• **RECORDS SUPPLIED**
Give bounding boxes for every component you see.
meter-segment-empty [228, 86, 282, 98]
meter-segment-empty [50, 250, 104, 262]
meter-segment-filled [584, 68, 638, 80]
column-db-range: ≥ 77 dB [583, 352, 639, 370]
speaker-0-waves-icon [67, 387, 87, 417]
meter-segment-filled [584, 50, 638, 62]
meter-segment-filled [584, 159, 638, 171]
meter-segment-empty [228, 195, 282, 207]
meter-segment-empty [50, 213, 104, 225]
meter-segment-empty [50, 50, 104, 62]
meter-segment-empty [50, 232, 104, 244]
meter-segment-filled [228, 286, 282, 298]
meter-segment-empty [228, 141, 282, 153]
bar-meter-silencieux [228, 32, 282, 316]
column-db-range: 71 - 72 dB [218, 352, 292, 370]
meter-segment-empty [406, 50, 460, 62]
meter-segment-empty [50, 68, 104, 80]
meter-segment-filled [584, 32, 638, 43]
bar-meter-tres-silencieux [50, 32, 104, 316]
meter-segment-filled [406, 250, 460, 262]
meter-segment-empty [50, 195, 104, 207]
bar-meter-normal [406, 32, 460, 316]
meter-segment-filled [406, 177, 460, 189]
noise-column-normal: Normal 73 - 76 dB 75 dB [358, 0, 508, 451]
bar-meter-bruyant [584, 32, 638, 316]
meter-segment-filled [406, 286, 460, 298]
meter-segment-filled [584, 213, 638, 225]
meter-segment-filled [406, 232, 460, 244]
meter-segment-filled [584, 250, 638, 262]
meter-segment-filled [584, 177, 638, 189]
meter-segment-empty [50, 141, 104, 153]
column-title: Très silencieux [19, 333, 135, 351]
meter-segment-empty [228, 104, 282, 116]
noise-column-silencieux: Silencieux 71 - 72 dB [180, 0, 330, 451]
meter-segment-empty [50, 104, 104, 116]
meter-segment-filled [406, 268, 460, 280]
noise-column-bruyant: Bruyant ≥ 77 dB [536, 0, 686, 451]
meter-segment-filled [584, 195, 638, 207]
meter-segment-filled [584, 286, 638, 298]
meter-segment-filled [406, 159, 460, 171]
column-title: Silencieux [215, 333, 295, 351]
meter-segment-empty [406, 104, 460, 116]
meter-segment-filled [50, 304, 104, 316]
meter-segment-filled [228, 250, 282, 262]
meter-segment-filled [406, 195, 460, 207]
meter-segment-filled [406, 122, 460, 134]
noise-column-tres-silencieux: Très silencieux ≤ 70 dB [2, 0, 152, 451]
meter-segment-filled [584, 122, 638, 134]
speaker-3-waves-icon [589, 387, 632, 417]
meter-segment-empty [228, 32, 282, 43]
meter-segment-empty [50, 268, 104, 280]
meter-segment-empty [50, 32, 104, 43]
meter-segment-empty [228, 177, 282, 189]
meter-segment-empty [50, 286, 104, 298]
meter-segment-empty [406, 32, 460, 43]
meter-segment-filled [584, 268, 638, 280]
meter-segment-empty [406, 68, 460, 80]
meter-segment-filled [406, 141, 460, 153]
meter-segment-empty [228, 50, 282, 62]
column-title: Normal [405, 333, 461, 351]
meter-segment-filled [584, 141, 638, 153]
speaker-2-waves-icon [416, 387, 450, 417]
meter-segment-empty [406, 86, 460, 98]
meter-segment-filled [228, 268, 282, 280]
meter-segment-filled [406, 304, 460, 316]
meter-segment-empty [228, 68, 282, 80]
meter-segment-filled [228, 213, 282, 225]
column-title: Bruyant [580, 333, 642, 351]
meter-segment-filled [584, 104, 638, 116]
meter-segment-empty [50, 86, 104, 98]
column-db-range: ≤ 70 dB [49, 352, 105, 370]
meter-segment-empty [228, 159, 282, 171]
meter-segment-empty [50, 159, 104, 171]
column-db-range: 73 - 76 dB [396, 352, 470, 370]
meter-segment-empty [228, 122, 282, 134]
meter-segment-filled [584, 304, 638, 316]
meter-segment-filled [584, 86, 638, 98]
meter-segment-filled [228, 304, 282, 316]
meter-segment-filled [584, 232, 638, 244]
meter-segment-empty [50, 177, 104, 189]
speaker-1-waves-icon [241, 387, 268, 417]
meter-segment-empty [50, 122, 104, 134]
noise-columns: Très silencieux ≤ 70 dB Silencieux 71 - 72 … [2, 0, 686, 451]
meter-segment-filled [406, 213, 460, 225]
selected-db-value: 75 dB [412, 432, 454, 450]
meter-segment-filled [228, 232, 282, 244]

• **TASK STATEMENT**
Could you write out all the rows above again, substituting "meter-segment-unfilled" for every "meter-segment-empty" and leaving everything else unchanged?

• **OUTPUT**
Give bounding boxes for every component you see.
meter-segment-unfilled [228, 86, 282, 98]
meter-segment-unfilled [50, 250, 104, 262]
meter-segment-filled [584, 68, 638, 80]
column-db-range: ≥ 77 dB [583, 352, 639, 370]
speaker-0-waves-icon [67, 387, 87, 417]
meter-segment-filled [584, 50, 638, 62]
meter-segment-filled [584, 159, 638, 171]
meter-segment-unfilled [228, 195, 282, 207]
meter-segment-unfilled [50, 213, 104, 225]
meter-segment-unfilled [50, 50, 104, 62]
meter-segment-unfilled [50, 232, 104, 244]
meter-segment-filled [228, 286, 282, 298]
meter-segment-unfilled [228, 141, 282, 153]
bar-meter-silencieux [228, 32, 282, 316]
column-db-range: 71 - 72 dB [218, 352, 292, 370]
meter-segment-unfilled [406, 50, 460, 62]
meter-segment-unfilled [50, 68, 104, 80]
meter-segment-filled [584, 32, 638, 43]
bar-meter-tres-silencieux [50, 32, 104, 316]
meter-segment-filled [406, 250, 460, 262]
meter-segment-unfilled [50, 195, 104, 207]
bar-meter-normal [406, 32, 460, 316]
meter-segment-filled [406, 177, 460, 189]
noise-column-normal: Normal 73 - 76 dB 75 dB [358, 0, 508, 451]
bar-meter-bruyant [584, 32, 638, 316]
meter-segment-filled [406, 286, 460, 298]
meter-segment-filled [584, 213, 638, 225]
meter-segment-filled [406, 232, 460, 244]
meter-segment-filled [584, 250, 638, 262]
meter-segment-filled [584, 177, 638, 189]
meter-segment-unfilled [50, 141, 104, 153]
column-title: Très silencieux [19, 333, 135, 351]
meter-segment-unfilled [228, 104, 282, 116]
noise-column-silencieux: Silencieux 71 - 72 dB [180, 0, 330, 451]
meter-segment-unfilled [50, 104, 104, 116]
meter-segment-filled [406, 268, 460, 280]
noise-column-bruyant: Bruyant ≥ 77 dB [536, 0, 686, 451]
meter-segment-filled [584, 195, 638, 207]
meter-segment-filled [584, 286, 638, 298]
meter-segment-filled [406, 159, 460, 171]
column-title: Silencieux [215, 333, 295, 351]
meter-segment-unfilled [406, 104, 460, 116]
meter-segment-filled [50, 304, 104, 316]
meter-segment-filled [228, 250, 282, 262]
meter-segment-filled [406, 195, 460, 207]
meter-segment-filled [406, 122, 460, 134]
noise-column-tres-silencieux: Très silencieux ≤ 70 dB [2, 0, 152, 451]
meter-segment-filled [584, 122, 638, 134]
speaker-3-waves-icon [589, 387, 632, 417]
meter-segment-unfilled [228, 32, 282, 43]
meter-segment-unfilled [50, 268, 104, 280]
meter-segment-unfilled [50, 32, 104, 43]
meter-segment-unfilled [228, 177, 282, 189]
meter-segment-unfilled [50, 286, 104, 298]
meter-segment-unfilled [406, 32, 460, 43]
meter-segment-filled [584, 268, 638, 280]
meter-segment-unfilled [406, 68, 460, 80]
meter-segment-filled [406, 141, 460, 153]
meter-segment-unfilled [228, 50, 282, 62]
column-title: Normal [405, 333, 461, 351]
meter-segment-filled [584, 141, 638, 153]
speaker-2-waves-icon [416, 387, 450, 417]
meter-segment-unfilled [406, 86, 460, 98]
meter-segment-filled [228, 268, 282, 280]
meter-segment-filled [406, 304, 460, 316]
meter-segment-unfilled [228, 68, 282, 80]
meter-segment-filled [228, 213, 282, 225]
column-title: Bruyant [580, 333, 642, 351]
meter-segment-filled [584, 104, 638, 116]
meter-segment-unfilled [50, 86, 104, 98]
column-db-range: ≤ 70 dB [49, 352, 105, 370]
meter-segment-unfilled [228, 159, 282, 171]
meter-segment-unfilled [50, 159, 104, 171]
column-db-range: 73 - 76 dB [396, 352, 470, 370]
meter-segment-unfilled [228, 122, 282, 134]
meter-segment-filled [584, 304, 638, 316]
meter-segment-filled [584, 86, 638, 98]
meter-segment-filled [228, 304, 282, 316]
meter-segment-filled [584, 232, 638, 244]
meter-segment-unfilled [50, 177, 104, 189]
speaker-1-waves-icon [241, 387, 268, 417]
meter-segment-unfilled [50, 122, 104, 134]
noise-columns: Très silencieux ≤ 70 dB Silencieux 71 - 72 … [2, 0, 686, 451]
meter-segment-filled [406, 213, 460, 225]
selected-db-value: 75 dB [412, 432, 454, 450]
meter-segment-filled [228, 232, 282, 244]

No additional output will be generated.